§ Direction
Scan the lines below for the word "ราคากลางโครงการขยายไหล". Copy each line you find it in.

§ Listed records

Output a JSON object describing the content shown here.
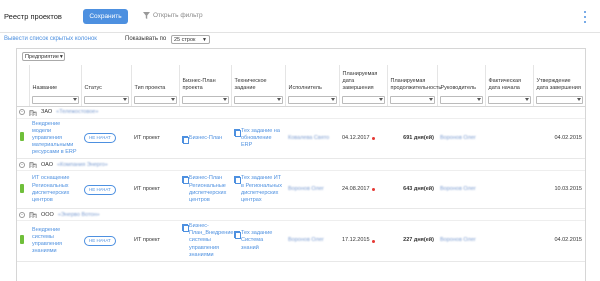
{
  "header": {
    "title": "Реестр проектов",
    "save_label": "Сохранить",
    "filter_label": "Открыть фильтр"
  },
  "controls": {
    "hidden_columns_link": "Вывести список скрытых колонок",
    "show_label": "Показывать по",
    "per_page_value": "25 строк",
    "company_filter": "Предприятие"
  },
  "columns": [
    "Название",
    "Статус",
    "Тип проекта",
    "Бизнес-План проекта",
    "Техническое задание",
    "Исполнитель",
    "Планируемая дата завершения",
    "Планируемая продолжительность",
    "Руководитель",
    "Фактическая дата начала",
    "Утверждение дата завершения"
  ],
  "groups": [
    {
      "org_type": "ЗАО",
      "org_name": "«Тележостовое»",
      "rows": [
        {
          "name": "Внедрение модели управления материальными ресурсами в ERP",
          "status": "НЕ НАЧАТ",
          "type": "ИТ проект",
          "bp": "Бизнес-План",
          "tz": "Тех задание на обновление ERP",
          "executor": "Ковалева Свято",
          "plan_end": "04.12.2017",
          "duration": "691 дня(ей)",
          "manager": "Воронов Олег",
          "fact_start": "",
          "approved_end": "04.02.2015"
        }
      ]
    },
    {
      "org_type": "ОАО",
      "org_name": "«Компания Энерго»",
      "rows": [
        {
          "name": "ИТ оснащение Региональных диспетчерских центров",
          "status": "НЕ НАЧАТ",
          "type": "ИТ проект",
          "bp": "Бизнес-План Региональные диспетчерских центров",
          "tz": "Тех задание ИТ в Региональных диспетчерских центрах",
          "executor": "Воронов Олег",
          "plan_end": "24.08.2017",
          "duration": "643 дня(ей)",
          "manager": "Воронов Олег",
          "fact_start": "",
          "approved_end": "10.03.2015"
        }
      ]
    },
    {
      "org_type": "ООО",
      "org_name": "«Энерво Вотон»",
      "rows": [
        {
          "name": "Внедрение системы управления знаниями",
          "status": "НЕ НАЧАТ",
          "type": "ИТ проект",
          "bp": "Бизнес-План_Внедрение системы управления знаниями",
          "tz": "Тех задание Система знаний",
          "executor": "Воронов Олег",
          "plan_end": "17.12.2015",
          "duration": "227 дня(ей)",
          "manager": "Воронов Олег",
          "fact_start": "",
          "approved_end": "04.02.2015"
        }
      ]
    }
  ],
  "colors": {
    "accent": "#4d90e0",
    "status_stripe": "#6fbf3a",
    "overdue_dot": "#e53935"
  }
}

---

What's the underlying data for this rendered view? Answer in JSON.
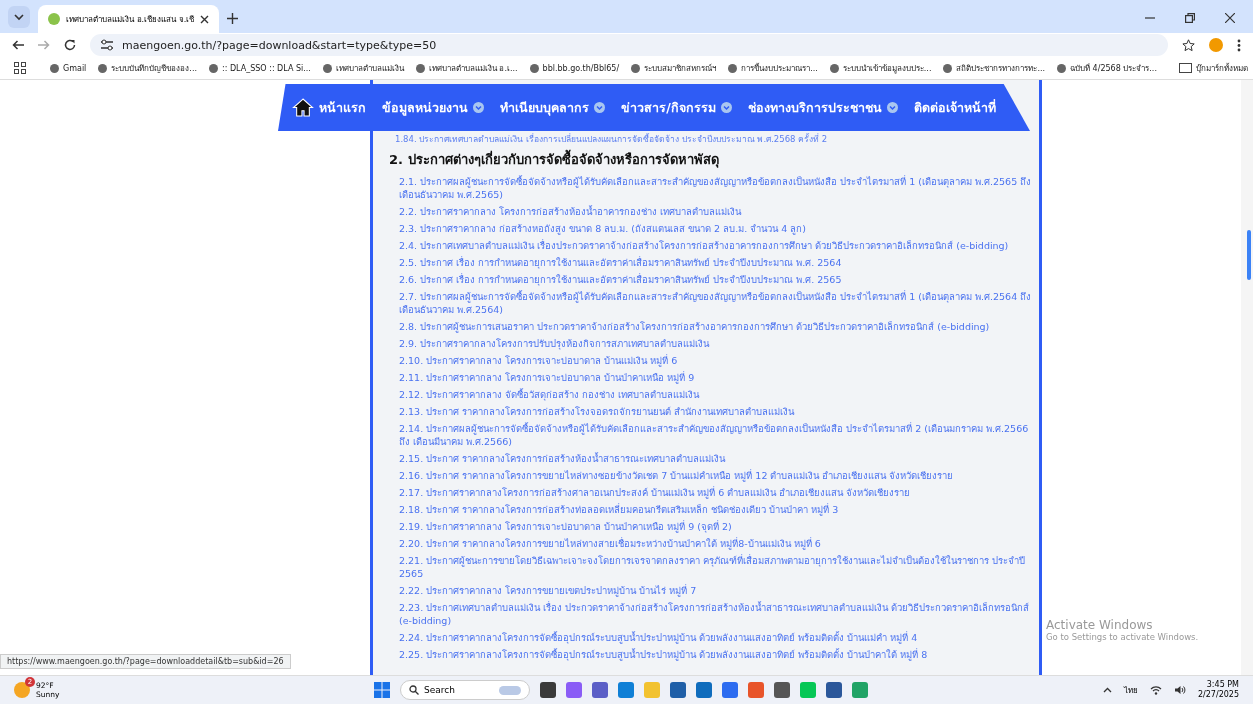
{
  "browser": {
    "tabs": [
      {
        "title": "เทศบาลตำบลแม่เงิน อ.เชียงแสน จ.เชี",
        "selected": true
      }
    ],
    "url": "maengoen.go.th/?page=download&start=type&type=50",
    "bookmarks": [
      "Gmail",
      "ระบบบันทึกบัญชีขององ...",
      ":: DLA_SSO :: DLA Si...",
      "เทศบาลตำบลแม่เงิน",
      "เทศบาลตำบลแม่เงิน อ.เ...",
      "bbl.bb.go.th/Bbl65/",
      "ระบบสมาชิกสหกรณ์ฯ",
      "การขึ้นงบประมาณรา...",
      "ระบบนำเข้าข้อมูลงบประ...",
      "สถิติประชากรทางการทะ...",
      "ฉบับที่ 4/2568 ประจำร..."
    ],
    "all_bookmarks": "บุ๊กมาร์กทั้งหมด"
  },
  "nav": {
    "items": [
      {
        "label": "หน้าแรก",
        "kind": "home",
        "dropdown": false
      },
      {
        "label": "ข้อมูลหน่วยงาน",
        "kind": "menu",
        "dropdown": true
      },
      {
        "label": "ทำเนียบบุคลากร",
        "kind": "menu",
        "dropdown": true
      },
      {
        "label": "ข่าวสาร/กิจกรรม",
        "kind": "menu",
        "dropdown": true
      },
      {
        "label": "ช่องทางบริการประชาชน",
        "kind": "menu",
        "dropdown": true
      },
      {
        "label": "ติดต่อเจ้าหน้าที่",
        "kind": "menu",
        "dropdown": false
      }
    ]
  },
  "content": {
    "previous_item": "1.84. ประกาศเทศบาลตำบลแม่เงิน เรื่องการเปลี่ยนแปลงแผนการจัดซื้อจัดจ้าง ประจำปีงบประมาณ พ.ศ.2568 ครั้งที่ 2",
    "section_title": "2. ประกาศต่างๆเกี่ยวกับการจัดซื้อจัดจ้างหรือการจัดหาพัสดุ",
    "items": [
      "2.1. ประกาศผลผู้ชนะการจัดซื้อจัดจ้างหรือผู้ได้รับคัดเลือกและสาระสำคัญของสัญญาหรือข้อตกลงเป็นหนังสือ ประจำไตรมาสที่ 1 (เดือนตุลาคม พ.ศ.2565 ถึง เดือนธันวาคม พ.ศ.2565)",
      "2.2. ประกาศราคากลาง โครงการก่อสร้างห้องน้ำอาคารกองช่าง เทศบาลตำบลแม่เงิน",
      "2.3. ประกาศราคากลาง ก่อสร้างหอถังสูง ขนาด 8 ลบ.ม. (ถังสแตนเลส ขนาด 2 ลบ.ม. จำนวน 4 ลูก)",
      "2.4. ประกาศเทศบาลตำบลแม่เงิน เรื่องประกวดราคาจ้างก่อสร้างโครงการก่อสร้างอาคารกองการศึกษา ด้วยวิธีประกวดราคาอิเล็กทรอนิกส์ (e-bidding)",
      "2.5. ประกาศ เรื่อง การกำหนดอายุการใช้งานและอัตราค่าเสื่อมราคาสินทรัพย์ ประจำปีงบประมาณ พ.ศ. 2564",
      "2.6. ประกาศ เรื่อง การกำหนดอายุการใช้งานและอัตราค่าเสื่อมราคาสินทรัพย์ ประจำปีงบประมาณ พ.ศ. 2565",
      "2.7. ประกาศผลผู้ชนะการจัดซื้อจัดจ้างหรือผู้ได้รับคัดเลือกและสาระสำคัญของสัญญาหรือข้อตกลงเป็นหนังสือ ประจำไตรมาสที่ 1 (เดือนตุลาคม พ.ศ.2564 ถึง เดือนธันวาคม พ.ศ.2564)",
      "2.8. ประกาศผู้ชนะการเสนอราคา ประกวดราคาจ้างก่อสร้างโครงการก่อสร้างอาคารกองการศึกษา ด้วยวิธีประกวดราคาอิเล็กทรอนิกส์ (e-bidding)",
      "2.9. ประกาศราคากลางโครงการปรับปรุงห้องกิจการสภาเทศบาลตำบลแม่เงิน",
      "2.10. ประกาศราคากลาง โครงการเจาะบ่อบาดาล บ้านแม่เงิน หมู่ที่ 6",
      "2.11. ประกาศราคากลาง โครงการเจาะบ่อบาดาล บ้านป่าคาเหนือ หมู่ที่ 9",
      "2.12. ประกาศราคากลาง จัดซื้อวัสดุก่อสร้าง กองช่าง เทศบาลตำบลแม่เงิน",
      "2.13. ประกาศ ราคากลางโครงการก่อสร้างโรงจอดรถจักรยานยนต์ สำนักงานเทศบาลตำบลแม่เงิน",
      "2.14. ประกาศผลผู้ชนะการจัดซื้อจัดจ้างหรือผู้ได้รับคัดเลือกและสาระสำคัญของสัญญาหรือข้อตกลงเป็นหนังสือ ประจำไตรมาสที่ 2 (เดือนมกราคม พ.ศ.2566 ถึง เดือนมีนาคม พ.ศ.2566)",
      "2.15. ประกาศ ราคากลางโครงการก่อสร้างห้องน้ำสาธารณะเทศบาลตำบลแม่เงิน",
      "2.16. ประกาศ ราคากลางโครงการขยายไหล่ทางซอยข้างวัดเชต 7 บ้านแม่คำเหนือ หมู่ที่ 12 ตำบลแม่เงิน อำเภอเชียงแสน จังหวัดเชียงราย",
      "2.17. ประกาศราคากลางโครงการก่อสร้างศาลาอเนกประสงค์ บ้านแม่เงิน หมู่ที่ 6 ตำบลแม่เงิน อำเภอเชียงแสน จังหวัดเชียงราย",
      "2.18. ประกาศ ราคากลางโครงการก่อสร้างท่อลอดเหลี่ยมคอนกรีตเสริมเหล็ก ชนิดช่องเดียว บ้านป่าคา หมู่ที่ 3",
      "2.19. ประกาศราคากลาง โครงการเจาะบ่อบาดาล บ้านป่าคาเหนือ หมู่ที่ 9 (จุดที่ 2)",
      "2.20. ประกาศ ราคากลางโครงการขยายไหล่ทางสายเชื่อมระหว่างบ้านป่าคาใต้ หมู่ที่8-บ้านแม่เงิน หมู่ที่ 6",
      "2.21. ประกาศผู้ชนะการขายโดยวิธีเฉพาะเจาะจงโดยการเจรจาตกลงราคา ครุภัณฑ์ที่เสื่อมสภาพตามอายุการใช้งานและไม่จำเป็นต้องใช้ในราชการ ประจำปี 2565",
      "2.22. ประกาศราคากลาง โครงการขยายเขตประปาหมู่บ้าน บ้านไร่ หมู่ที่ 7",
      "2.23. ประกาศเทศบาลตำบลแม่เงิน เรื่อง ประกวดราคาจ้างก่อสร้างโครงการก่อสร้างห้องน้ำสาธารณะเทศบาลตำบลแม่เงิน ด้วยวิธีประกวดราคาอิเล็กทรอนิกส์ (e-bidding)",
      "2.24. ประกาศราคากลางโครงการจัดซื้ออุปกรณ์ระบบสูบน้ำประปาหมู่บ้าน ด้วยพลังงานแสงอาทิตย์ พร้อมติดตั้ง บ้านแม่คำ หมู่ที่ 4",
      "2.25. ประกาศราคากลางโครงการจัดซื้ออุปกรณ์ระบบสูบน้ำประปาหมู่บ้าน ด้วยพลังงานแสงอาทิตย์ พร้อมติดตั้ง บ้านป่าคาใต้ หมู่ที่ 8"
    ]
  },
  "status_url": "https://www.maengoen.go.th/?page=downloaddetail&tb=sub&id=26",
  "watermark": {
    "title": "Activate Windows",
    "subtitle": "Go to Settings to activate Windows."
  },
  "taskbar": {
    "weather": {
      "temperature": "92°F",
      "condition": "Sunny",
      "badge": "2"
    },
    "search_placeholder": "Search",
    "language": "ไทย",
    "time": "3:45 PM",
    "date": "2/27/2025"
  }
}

§ Solution for this exercise
      "2.16. ประกาศ ราคากลางโครงการขยายไหล่ทางซอยข้างวัดเชต 7 บ้านแม่คำเหนือ หมู่ที่ 12 ตำบลแม่เงิน อำเภอเชียงแสน จังหวัดเชียงราย",
      "2.20. ประกาศ ราคากลางโครงการขยายไหล่ทางสายเชื่อมระหว่างบ้านป่าคาใต้ หมู่ที่8-บ้านแม่เงิน หมู่ที่ 6",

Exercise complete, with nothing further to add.